#### To be done
Across the listing below, how many lines hold "Карно"? Reply with the number by itself.

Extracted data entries

━━━━━━━━━━━━━━━━━━━━

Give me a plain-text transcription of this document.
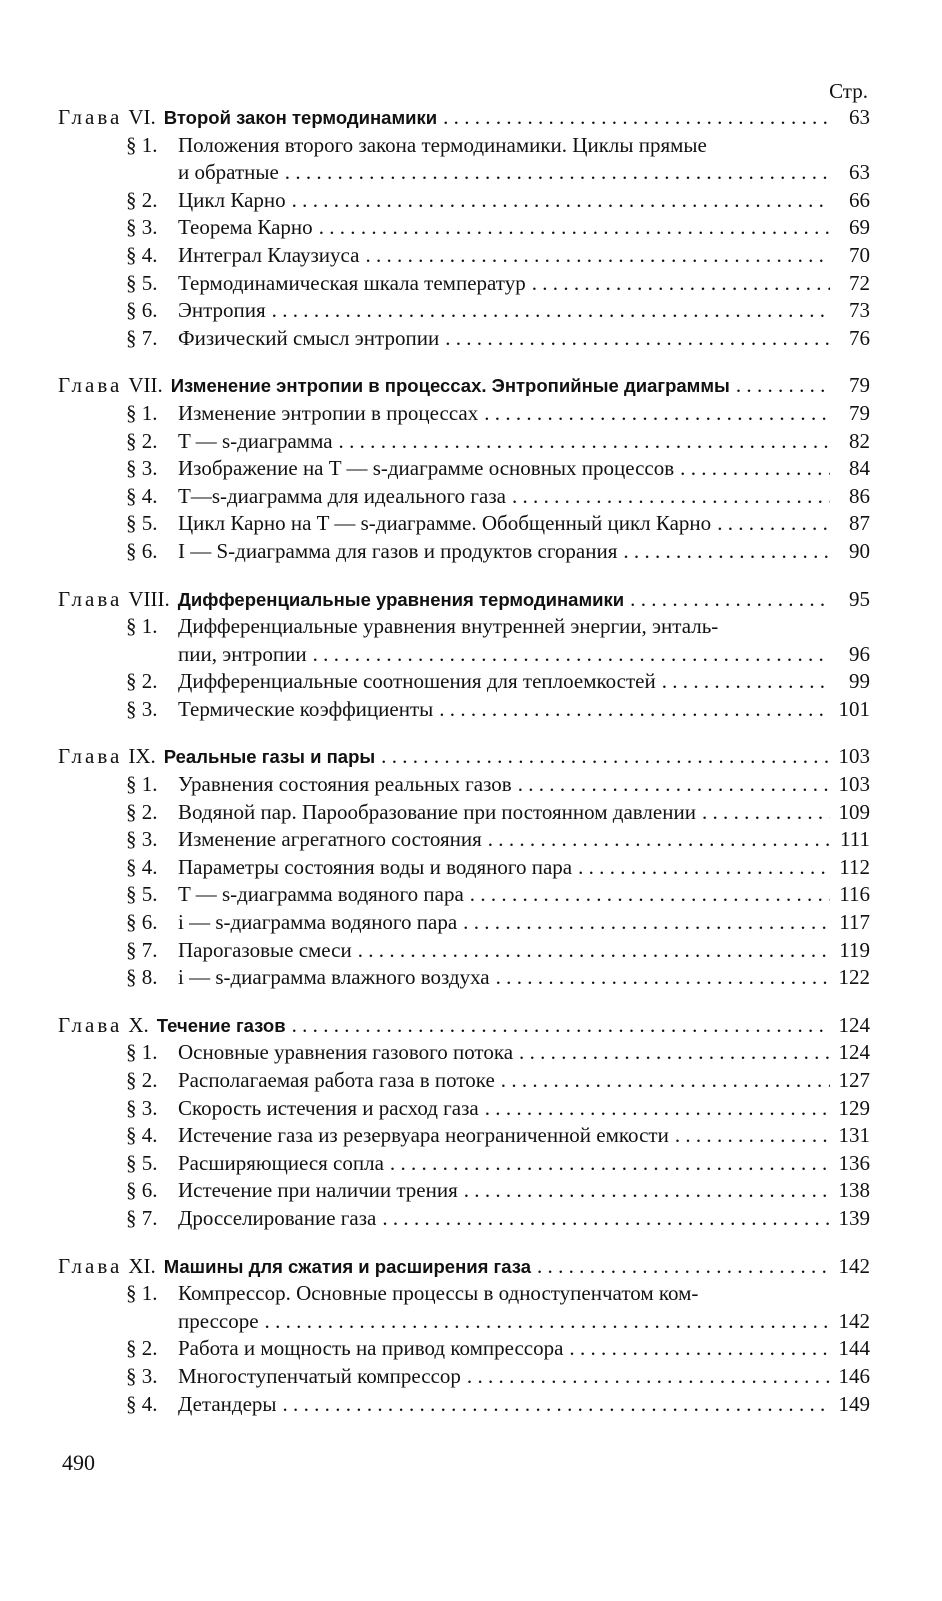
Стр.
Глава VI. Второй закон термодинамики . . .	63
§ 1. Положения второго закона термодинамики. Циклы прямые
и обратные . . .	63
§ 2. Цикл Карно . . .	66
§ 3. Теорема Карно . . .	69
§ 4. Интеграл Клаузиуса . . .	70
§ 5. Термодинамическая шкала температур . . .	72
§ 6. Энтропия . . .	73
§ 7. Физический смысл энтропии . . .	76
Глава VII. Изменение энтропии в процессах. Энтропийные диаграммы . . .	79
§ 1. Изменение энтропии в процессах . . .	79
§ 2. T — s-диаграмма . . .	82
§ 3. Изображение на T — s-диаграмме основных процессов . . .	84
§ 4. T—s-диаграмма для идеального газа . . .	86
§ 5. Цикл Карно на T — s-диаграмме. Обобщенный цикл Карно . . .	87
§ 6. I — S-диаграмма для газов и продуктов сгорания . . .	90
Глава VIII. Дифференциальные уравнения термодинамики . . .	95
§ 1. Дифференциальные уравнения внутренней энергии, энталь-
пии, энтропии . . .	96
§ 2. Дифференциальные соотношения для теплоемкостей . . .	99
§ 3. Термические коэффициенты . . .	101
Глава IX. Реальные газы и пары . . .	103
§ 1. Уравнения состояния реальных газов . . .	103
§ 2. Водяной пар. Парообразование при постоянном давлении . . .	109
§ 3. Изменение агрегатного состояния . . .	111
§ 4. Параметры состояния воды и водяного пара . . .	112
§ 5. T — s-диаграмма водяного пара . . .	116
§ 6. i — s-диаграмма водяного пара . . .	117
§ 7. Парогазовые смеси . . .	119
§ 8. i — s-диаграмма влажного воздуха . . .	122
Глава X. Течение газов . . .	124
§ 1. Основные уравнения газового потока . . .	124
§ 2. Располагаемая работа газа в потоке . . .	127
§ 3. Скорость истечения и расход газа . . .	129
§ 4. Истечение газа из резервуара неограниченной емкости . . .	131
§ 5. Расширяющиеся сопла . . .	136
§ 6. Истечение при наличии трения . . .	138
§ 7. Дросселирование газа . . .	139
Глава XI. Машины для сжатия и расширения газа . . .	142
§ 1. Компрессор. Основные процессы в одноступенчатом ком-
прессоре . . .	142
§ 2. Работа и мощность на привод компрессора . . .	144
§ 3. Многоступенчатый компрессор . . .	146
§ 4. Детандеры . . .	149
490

━━━━━━━━━━━━━━━━━━━━

#### Full solution
3